Records from a data collection:
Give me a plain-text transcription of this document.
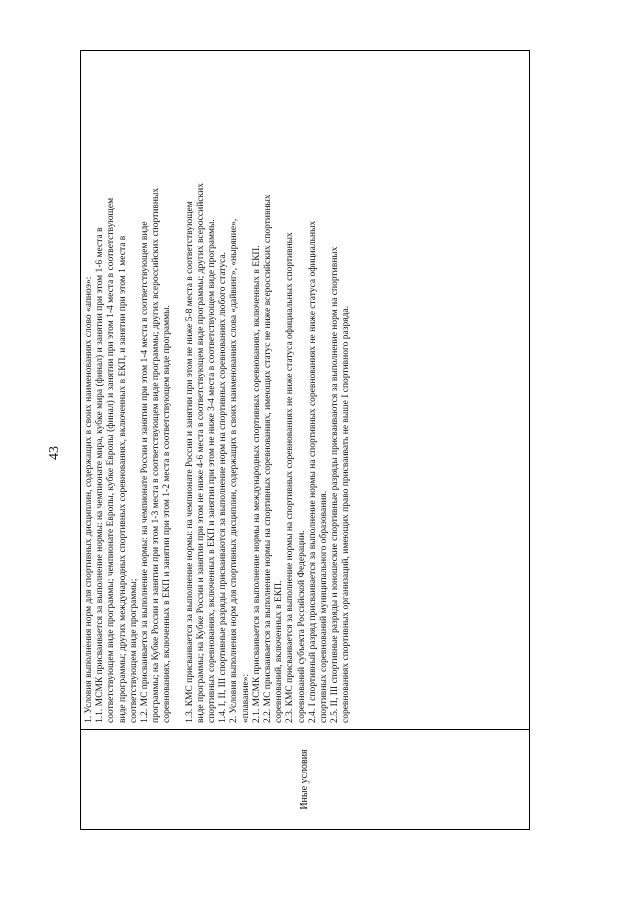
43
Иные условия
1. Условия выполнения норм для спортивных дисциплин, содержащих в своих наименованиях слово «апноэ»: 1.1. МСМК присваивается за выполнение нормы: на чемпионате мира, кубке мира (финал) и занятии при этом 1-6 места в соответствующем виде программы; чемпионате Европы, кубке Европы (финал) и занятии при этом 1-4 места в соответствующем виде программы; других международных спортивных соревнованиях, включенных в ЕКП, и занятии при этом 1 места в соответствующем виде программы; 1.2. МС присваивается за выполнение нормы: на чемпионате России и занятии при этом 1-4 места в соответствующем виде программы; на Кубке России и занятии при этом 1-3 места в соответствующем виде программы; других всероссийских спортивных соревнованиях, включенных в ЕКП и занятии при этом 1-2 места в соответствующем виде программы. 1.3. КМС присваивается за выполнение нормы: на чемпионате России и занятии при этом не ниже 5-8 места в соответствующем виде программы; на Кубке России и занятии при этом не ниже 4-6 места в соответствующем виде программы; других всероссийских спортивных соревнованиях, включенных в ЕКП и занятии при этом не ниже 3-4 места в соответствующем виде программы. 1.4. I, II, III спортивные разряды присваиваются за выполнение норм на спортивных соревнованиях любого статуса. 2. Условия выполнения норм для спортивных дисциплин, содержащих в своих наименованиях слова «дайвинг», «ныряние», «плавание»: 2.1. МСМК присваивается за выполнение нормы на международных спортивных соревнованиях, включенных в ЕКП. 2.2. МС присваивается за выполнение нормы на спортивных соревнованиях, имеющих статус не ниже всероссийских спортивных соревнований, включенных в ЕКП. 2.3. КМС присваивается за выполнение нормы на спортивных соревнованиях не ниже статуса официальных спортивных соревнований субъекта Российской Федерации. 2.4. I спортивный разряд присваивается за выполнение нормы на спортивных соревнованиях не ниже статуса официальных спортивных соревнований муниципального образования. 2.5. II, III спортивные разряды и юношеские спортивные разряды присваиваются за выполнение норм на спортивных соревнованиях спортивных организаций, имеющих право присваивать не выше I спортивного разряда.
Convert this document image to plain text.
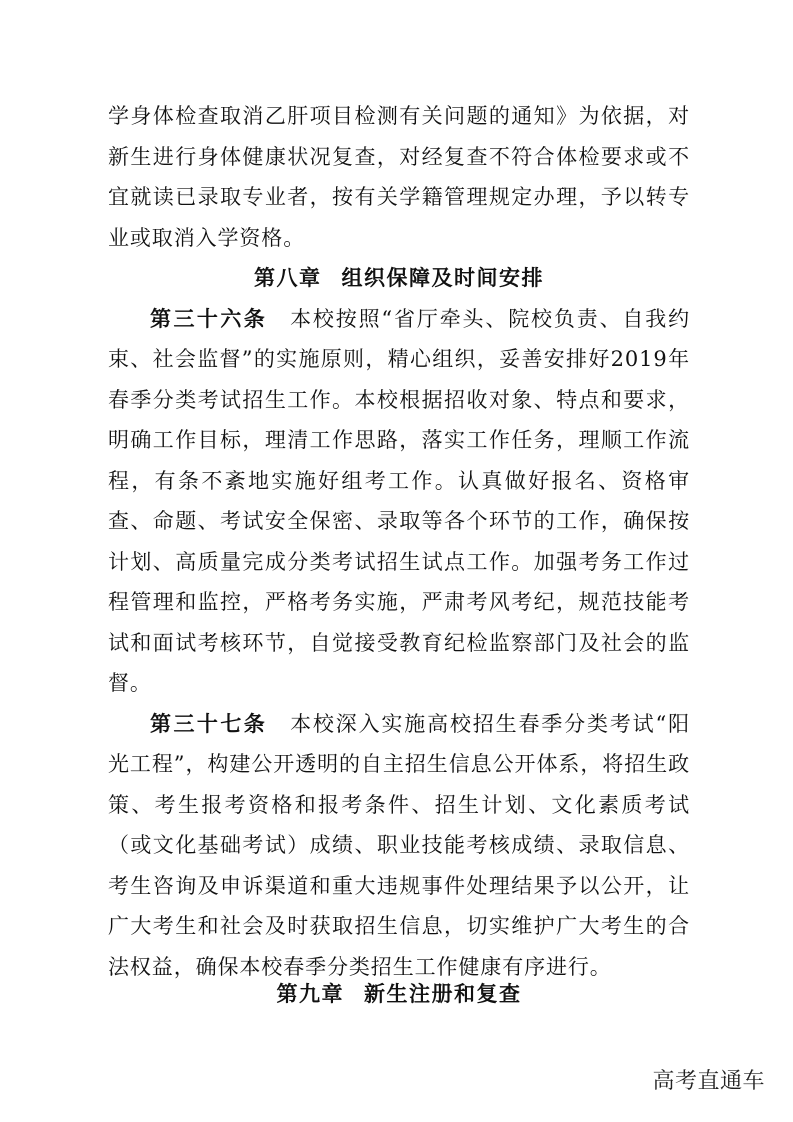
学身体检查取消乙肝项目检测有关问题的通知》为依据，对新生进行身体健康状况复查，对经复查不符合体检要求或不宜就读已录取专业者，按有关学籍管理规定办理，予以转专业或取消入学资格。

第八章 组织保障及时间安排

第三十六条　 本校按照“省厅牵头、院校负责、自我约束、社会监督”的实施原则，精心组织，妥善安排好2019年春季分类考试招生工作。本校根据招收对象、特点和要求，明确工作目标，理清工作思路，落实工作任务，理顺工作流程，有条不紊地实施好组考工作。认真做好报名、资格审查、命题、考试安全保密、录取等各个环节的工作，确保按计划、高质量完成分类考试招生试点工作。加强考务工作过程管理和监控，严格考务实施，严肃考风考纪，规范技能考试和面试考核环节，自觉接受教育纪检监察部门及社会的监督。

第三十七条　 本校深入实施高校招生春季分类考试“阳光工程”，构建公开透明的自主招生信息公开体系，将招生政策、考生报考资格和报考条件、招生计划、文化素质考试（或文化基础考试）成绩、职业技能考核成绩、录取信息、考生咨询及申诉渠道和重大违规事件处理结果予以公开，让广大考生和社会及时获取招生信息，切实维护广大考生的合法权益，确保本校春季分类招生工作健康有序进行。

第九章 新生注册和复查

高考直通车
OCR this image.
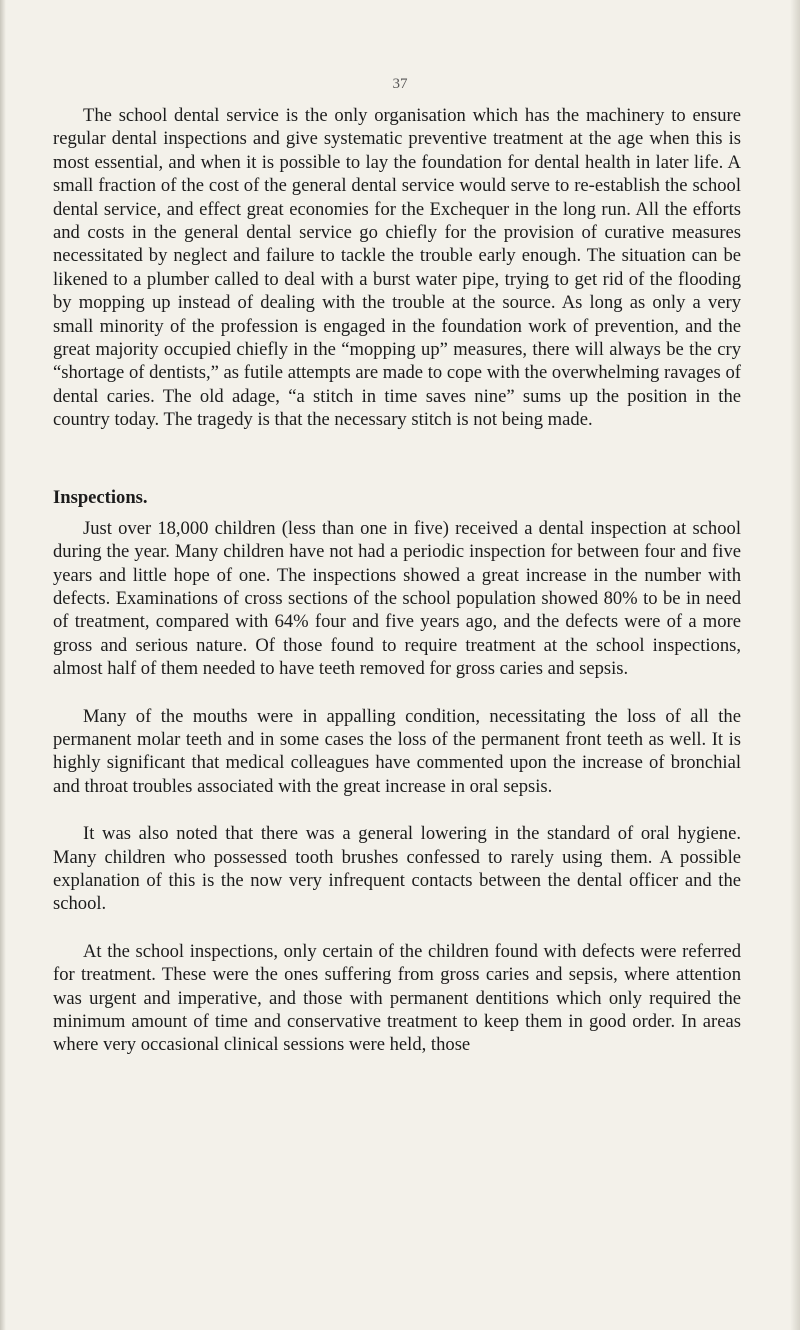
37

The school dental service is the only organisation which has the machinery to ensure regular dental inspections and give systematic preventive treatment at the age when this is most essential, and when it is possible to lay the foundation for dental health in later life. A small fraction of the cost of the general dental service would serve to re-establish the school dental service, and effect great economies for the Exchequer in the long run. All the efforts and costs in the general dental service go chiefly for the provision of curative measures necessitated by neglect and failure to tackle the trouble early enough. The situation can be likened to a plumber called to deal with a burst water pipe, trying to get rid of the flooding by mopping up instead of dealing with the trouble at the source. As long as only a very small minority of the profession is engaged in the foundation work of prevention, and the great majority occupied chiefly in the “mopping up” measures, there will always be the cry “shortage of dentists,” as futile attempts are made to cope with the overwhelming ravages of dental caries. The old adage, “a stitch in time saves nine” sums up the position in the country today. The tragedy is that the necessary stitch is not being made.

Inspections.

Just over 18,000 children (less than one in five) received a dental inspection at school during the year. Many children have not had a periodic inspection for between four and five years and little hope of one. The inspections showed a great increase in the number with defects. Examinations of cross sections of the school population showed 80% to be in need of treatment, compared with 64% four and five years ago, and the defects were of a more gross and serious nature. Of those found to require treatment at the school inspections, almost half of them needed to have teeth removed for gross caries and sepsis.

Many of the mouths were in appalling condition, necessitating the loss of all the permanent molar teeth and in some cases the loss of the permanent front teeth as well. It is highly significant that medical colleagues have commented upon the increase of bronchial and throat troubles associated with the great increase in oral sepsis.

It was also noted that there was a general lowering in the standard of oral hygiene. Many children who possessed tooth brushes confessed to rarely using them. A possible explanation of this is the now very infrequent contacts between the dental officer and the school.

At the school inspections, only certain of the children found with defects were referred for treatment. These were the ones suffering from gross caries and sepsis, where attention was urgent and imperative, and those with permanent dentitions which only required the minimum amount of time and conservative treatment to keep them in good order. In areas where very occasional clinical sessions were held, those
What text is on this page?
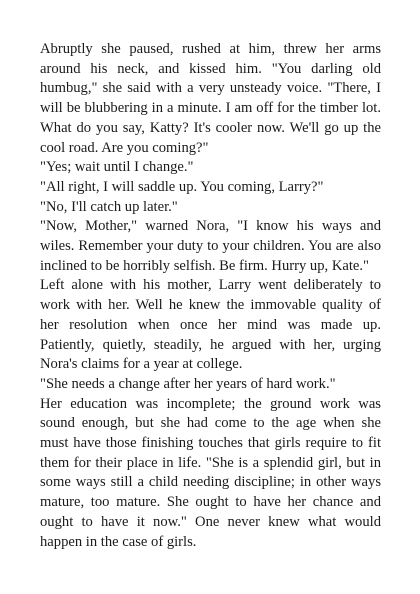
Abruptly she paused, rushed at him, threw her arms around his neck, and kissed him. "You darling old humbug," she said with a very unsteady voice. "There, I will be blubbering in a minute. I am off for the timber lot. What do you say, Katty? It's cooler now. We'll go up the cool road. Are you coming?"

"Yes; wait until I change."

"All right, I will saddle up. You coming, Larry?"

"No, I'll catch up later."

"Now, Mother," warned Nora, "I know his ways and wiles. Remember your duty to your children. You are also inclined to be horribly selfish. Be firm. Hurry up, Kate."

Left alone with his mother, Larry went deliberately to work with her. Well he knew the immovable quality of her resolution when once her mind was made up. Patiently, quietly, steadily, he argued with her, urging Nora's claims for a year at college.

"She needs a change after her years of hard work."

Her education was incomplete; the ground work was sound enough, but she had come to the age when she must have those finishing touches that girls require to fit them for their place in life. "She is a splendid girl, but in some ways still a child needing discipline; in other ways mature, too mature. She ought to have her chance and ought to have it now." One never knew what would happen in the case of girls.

Requirements: Output the entries above exactly, without their pictures.

Solution for this task:
Give me a plain-text transcription of this document.
43
Иные условия
1. Условия выполнения норм для спортивных дисциплин, содержащих в своих наименованиях слово «апноэ»: 1.1. МСМК присваивается за выполнение нормы: на чемпионате мира, кубке мира (финал) и занятии при этом 1-6 места в соответствующем виде программы; чемпионате Европы, кубке Европы (финал) и занятии при этом 1-4 места в соответствующем виде программы; других международных спортивных соревнованиях, включенных в ЕКП, и занятии при этом 1 места в соответствующем виде программы; 1.2. МС присваивается за выполнение нормы: на чемпионате России и занятии при этом 1-4 места в соответствующем виде программы; на Кубке России и занятии при этом 1-3 места в соответствующем виде программы; других всероссийских спортивных соревнованиях, включенных в ЕКП и занятии при этом 1-2 места в соответствующем виде программы. 1.3. КМС присваивается за выполнение нормы: на чемпионате России и занятии при этом не ниже 5-8 места в соответствующем виде программы; на Кубке России и занятии при этом не ниже 4-6 места в соответствующем виде программы; других всероссийских спортивных соревнованиях, включенных в ЕКП и занятии при этом не ниже 3-4 места в соответствующем виде программы. 1.4. I, II, III спортивные разряды присваиваются за выполнение норм на спортивных соревнованиях любого статуса. 2. Условия выполнения норм для спортивных дисциплин, содержащих в своих наименованиях слова «дайвинг», «ныряние», «плавание»: 2.1. МСМК присваивается за выполнение нормы на международных спортивных соревнованиях, включенных в ЕКП. 2.2. МС присваивается за выполнение нормы на спортивных соревнованиях, имеющих статус не ниже всероссийских спортивных соревнований, включенных в ЕКП. 2.3. КМС присваивается за выполнение нормы на спортивных соревнованиях не ниже статуса официальных спортивных соревнований субъекта Российской Федерации. 2.4. I спортивный разряд присваивается за выполнение нормы на спортивных соревнованиях не ниже статуса официальных спортивных соревнований муниципального образования. 2.5. II, III спортивные разряды и юношеские спортивные разряды присваиваются за выполнение норм на спортивных соревнованиях спортивных организаций, имеющих право присваивать не выше I спортивного разряда.
Convert this document image to plain text.
学身体检查取消乙肝项目检测有关问题的通知》为依据，对新生进行身体健康状况复查，对经复查不符合体检要求或不宜就读已录取专业者，按有关学籍管理规定办理，予以转专业或取消入学资格。

第八章 组织保障及时间安排

第三十六条　 本校按照“省厅牵头、院校负责、自我约束、社会监督”的实施原则，精心组织，妥善安排好2019年春季分类考试招生工作。本校根据招收对象、特点和要求，明确工作目标，理清工作思路，落实工作任务，理顺工作流程，有条不紊地实施好组考工作。认真做好报名、资格审查、命题、考试安全保密、录取等各个环节的工作，确保按计划、高质量完成分类考试招生试点工作。加强考务工作过程管理和监控，严格考务实施，严肃考风考纪，规范技能考试和面试考核环节，自觉接受教育纪检监察部门及社会的监督。

第三十七条　 本校深入实施高校招生春季分类考试“阳光工程”，构建公开透明的自主招生信息公开体系，将招生政策、考生报考资格和报考条件、招生计划、文化素质考试（或文化基础考试）成绩、职业技能考核成绩、录取信息、考生咨询及申诉渠道和重大违规事件处理结果予以公开，让广大考生和社会及时获取招生信息，切实维护广大考生的合法权益，确保本校春季分类招生工作健康有序进行。

第九章 新生注册和复查

高考直通车
OCR this image.
37

The school dental service is the only organisation which has the machinery to ensure regular dental inspections and give systematic preventive treatment at the age when this is most essential, and when it is possible to lay the foundation for dental health in later life. A small fraction of the cost of the general dental service would serve to re-establish the school dental service, and effect great economies for the Exchequer in the long run. All the efforts and costs in the general dental service go chiefly for the provision of curative measures necessitated by neglect and failure to tackle the trouble early enough. The situation can be likened to a plumber called to deal with a burst water pipe, trying to get rid of the flooding by mopping up instead of dealing with the trouble at the source. As long as only a very small minority of the profession is engaged in the foundation work of prevention, and the great majority occupied chiefly in the “mopping up” measures, there will always be the cry “shortage of dentists,” as futile attempts are made to cope with the overwhelming ravages of dental caries. The old adage, “a stitch in time saves nine” sums up the position in the country today. The tragedy is that the necessary stitch is not being made.

Inspections.

Just over 18,000 children (less than one in five) received a dental inspection at school during the year. Many children have not had a periodic inspection for between four and five years and little hope of one. The inspections showed a great increase in the number with defects. Examinations of cross sections of the school population showed 80% to be in need of treatment, compared with 64% four and five years ago, and the defects were of a more gross and serious nature. Of those found to require treatment at the school inspections, almost half of them needed to have teeth removed for gross caries and sepsis.

Many of the mouths were in appalling condition, necessitating the loss of all the permanent molar teeth and in some cases the loss of the permanent front teeth as well. It is highly significant that medical colleagues have commented upon the increase of bronchial and throat troubles associated with the great increase in oral sepsis.

It was also noted that there was a general lowering in the standard of oral hygiene. Many children who possessed tooth brushes confessed to rarely using them. A possible explanation of this is the now very infrequent contacts between the dental officer and the school.

At the school inspections, only certain of the children found with defects were referred for treatment. These were the ones suffering from gross caries and sepsis, where attention was urgent and imperative, and those with permanent dentitions which only required the minimum amount of time and conservative treatment to keep them in good order. In areas where very occasional clinical sessions were held, those
What text is on this page?
Abruptly she paused, rushed at him, threw her arms around his neck, and kissed him. "You darling old humbug," she said with a very unsteady voice. "There, I will be blubbering in a minute. I am off for the timber lot. What do you say, Katty? It's cooler now. We'll go up the cool road. Are you coming?"

"Yes; wait until I change."

"All right, I will saddle up. You coming, Larry?"

"No, I'll catch up later."

"Now, Mother," warned Nora, "I know his ways and wiles. Remember your duty to your children. You are also inclined to be horribly selfish. Be firm. Hurry up, Kate."

Left alone with his mother, Larry went deliberately to work with her. Well he knew the immovable quality of her resolution when once her mind was made up. Patiently, quietly, steadily, he argued with her, urging Nora's claims for a year at college.

"She needs a change after her years of hard work."

Her education was incomplete; the ground work was sound enough, but she had come to the age when she must have those finishing touches that girls require to fit them for their place in life. "She is a splendid girl, but in some ways still a child needing discipline; in other ways mature, too mature. She ought to have her chance and ought to have it now." One never knew what would happen in the case of girls.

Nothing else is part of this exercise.